EXERCISE REQUIREMENTS: Scan the data below for the string "Documents". Copy every line where it appears.

— start EXERCISE INPUT —

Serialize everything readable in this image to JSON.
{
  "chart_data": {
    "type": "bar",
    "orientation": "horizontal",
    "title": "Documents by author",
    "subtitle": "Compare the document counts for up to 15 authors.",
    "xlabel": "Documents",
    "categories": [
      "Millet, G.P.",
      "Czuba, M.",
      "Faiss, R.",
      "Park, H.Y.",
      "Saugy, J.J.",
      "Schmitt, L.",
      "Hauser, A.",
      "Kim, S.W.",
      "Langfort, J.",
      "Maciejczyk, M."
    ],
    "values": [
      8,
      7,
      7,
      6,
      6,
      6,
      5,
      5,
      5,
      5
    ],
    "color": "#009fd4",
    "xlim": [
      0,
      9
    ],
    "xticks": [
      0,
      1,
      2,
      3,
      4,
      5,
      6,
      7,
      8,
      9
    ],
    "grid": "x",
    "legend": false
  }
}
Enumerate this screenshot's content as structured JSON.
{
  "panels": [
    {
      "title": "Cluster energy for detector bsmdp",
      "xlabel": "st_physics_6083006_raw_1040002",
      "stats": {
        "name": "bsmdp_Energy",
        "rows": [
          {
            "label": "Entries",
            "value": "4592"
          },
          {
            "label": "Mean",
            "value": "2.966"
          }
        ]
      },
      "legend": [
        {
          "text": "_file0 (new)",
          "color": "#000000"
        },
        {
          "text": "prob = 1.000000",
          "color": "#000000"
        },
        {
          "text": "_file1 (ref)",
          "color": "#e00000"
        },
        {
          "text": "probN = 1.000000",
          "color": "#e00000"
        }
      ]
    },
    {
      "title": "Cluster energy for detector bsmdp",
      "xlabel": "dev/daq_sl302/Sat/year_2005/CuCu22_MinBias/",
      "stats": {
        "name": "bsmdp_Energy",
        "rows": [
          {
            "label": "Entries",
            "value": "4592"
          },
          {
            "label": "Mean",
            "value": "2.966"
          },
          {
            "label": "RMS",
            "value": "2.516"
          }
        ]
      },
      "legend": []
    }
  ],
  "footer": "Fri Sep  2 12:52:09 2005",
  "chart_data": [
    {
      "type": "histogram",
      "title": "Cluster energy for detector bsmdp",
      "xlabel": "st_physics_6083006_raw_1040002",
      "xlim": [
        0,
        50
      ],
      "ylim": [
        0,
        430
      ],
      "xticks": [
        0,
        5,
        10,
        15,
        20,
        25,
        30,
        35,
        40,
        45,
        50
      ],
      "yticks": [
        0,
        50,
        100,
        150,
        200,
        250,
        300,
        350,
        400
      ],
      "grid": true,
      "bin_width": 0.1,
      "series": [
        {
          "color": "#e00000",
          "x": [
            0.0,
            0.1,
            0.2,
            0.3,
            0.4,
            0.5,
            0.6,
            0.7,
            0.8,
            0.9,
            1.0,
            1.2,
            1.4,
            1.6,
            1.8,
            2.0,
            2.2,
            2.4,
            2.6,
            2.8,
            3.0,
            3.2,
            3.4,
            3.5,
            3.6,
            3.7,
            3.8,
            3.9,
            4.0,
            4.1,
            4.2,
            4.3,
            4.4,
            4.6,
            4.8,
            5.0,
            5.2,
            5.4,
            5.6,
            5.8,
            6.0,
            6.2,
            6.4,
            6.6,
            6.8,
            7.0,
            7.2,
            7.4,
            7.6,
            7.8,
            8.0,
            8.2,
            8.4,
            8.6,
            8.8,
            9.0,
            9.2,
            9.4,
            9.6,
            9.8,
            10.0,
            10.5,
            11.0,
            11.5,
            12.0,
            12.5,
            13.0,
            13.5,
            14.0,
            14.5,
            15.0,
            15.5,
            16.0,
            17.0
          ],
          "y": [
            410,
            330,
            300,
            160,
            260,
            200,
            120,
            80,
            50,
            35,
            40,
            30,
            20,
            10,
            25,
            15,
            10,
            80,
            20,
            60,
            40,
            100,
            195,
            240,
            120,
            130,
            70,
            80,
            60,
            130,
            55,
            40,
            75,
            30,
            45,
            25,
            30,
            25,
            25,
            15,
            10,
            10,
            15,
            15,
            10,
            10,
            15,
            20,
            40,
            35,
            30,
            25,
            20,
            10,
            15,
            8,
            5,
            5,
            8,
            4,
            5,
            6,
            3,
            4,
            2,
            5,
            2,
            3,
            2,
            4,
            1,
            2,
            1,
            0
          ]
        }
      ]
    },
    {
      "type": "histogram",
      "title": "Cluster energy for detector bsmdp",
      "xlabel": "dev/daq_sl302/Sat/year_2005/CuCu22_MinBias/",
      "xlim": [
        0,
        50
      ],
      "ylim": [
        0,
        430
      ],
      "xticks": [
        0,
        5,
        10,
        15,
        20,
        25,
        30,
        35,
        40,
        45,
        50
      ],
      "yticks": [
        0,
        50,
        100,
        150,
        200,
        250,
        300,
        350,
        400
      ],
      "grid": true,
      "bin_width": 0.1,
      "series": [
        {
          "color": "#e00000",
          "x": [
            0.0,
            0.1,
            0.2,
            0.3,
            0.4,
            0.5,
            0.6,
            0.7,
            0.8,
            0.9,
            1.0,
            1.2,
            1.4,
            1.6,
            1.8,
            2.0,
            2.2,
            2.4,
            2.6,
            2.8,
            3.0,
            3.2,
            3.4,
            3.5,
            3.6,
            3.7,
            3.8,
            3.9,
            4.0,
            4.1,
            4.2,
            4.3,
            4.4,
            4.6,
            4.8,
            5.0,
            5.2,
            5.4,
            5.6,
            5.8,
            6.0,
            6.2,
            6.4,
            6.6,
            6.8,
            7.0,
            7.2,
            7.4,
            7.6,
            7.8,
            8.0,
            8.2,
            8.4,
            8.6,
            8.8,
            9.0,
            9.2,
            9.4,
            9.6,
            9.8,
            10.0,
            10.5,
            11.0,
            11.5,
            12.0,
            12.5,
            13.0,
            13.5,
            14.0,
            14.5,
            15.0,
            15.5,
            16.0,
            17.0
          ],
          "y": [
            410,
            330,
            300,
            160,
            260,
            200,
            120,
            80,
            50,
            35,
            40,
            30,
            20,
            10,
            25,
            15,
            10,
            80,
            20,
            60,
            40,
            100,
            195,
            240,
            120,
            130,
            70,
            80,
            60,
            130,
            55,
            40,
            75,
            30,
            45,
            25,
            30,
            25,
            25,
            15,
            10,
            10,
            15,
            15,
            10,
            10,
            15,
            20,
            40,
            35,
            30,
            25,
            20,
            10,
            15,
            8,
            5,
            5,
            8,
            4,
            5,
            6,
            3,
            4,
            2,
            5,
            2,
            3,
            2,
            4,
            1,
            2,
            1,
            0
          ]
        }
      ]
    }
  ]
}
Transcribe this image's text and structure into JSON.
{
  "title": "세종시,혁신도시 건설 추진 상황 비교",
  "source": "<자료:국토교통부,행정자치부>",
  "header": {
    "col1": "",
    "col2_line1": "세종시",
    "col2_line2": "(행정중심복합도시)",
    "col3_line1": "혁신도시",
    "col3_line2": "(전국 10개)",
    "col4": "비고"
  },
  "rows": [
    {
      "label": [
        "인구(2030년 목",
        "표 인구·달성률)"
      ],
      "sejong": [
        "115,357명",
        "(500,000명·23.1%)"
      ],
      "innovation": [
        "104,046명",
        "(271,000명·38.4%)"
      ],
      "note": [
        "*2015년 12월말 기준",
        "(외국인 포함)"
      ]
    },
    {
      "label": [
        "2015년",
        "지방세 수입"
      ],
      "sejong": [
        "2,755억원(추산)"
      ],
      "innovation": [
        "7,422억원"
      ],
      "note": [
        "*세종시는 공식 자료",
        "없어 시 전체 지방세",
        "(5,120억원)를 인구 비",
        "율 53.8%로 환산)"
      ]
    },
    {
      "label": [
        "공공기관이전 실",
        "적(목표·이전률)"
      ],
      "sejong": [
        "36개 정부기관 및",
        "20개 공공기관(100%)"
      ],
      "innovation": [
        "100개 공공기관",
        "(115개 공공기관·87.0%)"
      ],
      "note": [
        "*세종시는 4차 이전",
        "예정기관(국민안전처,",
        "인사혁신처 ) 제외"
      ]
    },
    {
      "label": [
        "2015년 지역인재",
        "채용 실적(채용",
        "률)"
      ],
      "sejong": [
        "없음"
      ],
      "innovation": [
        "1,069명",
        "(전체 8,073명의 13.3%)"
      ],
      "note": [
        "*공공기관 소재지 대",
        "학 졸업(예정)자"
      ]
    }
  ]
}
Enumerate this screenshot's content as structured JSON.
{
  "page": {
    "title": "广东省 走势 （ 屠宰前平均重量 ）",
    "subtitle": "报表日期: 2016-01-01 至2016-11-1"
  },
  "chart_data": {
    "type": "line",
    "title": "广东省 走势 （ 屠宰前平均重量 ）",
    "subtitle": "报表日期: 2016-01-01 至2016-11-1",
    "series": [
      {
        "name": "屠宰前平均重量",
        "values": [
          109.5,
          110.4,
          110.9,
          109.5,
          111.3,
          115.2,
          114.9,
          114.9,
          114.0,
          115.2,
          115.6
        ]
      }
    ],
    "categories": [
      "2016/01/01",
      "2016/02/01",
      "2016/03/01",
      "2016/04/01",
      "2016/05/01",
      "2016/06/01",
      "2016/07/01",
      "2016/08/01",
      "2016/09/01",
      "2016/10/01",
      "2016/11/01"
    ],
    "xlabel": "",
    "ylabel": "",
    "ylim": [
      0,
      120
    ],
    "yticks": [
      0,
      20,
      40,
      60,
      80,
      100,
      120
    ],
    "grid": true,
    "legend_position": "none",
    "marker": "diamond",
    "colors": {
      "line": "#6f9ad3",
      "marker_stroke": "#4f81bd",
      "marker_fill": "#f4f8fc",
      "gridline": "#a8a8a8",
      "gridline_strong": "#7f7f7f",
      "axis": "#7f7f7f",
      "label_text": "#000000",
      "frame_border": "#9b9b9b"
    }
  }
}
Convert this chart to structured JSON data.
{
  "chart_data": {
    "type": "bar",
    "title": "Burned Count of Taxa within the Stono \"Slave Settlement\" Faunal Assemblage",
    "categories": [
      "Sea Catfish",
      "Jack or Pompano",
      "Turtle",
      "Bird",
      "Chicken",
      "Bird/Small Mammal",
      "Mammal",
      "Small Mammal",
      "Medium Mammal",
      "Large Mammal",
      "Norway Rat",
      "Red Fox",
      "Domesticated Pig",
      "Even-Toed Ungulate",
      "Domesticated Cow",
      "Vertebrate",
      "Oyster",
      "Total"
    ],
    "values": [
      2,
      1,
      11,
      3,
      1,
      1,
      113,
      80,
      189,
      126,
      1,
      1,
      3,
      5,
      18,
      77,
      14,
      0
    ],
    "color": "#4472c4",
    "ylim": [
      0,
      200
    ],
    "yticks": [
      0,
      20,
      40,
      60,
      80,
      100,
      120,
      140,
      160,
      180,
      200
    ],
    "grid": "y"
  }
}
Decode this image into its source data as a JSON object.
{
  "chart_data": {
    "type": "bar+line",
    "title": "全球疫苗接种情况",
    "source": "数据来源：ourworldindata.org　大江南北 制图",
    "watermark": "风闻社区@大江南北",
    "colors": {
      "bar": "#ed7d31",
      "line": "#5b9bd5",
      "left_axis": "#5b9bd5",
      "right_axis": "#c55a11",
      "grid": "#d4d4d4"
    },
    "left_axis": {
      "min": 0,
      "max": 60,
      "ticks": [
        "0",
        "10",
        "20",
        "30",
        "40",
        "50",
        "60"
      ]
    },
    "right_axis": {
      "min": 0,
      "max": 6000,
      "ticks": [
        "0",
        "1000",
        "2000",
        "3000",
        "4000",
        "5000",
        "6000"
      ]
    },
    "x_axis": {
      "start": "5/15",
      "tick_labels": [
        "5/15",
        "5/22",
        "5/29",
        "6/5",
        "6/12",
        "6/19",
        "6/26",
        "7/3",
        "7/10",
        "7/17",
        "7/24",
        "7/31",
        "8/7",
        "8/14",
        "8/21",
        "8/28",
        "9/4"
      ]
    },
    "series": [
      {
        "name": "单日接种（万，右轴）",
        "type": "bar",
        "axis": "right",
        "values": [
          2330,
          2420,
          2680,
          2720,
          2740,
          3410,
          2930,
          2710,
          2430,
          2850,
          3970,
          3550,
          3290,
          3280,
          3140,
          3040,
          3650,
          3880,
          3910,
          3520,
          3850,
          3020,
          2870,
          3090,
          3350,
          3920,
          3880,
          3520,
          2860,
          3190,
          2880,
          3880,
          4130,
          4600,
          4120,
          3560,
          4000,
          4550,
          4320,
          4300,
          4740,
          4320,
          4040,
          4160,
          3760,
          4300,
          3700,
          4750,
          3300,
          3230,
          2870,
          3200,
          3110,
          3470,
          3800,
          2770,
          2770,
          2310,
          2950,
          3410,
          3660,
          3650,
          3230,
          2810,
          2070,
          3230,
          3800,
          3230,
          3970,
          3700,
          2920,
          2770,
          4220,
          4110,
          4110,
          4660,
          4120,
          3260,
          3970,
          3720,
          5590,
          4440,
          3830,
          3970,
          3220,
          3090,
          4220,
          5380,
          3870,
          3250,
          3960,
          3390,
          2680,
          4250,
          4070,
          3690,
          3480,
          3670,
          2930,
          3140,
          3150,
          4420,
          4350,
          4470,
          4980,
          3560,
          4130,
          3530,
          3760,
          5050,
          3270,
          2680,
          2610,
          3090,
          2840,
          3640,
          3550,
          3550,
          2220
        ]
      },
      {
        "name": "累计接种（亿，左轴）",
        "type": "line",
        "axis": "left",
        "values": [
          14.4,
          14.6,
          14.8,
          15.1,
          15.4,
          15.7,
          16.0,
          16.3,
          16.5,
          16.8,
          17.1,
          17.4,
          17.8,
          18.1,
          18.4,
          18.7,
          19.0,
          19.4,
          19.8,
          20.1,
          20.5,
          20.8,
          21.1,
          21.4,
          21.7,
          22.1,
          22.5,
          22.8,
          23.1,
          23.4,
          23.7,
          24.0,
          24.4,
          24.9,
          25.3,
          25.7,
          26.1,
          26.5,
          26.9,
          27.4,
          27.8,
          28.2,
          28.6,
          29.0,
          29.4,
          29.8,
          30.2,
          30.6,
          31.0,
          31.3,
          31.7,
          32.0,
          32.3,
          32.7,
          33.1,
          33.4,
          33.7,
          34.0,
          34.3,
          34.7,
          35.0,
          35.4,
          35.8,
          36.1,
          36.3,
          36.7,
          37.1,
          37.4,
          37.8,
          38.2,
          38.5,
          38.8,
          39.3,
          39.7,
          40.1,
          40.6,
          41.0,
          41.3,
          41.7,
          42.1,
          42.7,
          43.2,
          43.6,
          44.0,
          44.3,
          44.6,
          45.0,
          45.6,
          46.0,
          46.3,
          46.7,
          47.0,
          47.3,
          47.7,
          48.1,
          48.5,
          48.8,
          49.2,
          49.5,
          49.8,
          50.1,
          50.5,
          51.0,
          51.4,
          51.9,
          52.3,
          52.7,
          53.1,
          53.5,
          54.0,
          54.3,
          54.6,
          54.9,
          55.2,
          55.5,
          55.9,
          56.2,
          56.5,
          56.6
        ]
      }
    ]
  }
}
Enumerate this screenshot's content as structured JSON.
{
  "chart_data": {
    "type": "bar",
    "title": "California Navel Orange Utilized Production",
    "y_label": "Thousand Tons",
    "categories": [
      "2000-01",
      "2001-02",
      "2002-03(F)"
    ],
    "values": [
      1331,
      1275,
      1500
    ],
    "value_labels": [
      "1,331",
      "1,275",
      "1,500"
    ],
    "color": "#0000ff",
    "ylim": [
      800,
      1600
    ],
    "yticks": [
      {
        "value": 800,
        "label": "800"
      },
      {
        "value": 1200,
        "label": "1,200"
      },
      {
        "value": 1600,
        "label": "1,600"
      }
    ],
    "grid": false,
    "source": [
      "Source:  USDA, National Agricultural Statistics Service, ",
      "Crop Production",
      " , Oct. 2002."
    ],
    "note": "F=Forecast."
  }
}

— end EXERCISE INPUT —

WRITTEN ANSWER:
    "title": "Documents by author",
    "xlabel": "Documents",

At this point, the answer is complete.